(Stored records)
::::

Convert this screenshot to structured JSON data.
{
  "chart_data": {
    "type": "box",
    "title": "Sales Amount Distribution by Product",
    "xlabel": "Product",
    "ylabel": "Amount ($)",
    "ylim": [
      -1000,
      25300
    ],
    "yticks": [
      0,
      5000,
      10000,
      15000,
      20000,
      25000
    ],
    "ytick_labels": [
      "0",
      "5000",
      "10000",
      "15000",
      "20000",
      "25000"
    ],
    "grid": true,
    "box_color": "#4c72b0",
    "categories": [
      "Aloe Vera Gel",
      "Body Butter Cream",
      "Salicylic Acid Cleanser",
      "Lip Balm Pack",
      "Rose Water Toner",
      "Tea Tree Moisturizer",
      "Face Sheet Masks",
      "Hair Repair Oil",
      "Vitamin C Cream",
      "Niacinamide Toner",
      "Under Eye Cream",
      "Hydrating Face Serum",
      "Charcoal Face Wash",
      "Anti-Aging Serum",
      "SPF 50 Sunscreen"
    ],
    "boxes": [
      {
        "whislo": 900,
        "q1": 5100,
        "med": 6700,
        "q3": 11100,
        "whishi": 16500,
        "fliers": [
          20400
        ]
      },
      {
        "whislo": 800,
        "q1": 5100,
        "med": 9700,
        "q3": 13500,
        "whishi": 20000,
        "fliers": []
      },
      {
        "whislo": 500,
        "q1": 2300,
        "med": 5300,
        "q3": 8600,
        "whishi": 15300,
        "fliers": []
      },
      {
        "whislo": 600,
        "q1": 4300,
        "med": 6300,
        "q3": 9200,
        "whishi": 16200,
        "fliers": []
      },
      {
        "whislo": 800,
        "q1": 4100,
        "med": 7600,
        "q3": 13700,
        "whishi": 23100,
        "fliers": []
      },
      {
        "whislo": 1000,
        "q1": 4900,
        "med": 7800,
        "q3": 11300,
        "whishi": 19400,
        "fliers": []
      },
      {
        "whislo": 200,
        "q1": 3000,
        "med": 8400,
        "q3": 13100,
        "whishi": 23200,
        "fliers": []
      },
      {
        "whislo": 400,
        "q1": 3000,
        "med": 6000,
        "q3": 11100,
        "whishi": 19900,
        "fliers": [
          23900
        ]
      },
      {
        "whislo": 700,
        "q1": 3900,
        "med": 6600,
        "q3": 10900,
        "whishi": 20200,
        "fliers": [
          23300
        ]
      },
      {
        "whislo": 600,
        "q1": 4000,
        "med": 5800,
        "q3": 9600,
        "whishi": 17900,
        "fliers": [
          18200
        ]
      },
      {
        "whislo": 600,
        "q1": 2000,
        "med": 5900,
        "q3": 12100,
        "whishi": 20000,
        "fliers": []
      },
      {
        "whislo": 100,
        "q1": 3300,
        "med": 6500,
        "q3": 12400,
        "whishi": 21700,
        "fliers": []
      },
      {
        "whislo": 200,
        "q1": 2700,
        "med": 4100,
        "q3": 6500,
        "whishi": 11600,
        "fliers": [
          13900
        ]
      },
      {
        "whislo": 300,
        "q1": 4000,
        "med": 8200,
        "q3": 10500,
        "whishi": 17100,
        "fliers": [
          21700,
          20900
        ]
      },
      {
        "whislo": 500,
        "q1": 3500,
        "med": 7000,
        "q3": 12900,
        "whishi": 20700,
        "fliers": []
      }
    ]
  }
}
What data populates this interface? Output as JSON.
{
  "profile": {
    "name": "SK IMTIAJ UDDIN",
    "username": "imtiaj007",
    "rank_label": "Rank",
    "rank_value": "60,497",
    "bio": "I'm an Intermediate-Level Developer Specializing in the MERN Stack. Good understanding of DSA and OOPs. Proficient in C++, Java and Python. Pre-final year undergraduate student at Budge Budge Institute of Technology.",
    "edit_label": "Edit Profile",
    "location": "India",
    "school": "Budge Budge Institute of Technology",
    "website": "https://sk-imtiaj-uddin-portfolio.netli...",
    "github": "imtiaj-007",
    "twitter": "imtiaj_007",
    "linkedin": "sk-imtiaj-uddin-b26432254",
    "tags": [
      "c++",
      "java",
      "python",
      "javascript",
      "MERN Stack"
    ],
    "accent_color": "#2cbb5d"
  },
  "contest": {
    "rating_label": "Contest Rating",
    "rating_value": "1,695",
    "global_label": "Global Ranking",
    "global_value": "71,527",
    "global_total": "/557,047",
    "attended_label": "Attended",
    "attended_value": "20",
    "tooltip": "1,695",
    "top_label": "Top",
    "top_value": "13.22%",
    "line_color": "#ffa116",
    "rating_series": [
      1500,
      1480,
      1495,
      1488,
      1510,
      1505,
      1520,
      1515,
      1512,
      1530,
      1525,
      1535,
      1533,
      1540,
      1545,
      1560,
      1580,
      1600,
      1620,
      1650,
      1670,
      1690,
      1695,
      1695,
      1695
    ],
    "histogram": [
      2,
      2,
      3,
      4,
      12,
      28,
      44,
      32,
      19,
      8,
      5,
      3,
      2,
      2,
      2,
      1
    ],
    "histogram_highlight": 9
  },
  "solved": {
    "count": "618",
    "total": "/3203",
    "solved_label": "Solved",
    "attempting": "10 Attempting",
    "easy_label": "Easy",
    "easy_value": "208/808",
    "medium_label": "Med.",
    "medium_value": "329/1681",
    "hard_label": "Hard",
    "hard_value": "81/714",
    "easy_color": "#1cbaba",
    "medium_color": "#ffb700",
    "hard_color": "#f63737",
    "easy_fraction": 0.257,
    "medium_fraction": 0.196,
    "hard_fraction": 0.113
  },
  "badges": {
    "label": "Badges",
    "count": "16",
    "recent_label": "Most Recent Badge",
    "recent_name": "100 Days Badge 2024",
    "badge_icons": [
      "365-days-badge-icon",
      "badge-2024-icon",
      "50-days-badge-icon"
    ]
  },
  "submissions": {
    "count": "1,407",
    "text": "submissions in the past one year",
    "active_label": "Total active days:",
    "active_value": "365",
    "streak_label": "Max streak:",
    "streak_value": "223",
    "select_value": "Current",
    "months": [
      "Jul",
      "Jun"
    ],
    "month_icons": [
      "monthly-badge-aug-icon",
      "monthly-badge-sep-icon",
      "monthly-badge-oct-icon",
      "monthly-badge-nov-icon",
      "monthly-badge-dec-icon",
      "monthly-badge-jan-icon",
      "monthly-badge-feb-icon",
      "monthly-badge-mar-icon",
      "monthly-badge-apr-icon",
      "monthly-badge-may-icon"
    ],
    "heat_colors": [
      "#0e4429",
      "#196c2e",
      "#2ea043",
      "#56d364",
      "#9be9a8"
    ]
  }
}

::::

Identify each line of the material where the word "Stack" shows up, and copy it.

    "bio": "I'm an Intermediate-Level Developer Specializing in the MERN Stack. Good understanding of DSA and OOPs. Proficient in C++, Java and Python. Pre-final year undergraduate student at Budge Budge Institute of Technology.",
      "MERN Stack"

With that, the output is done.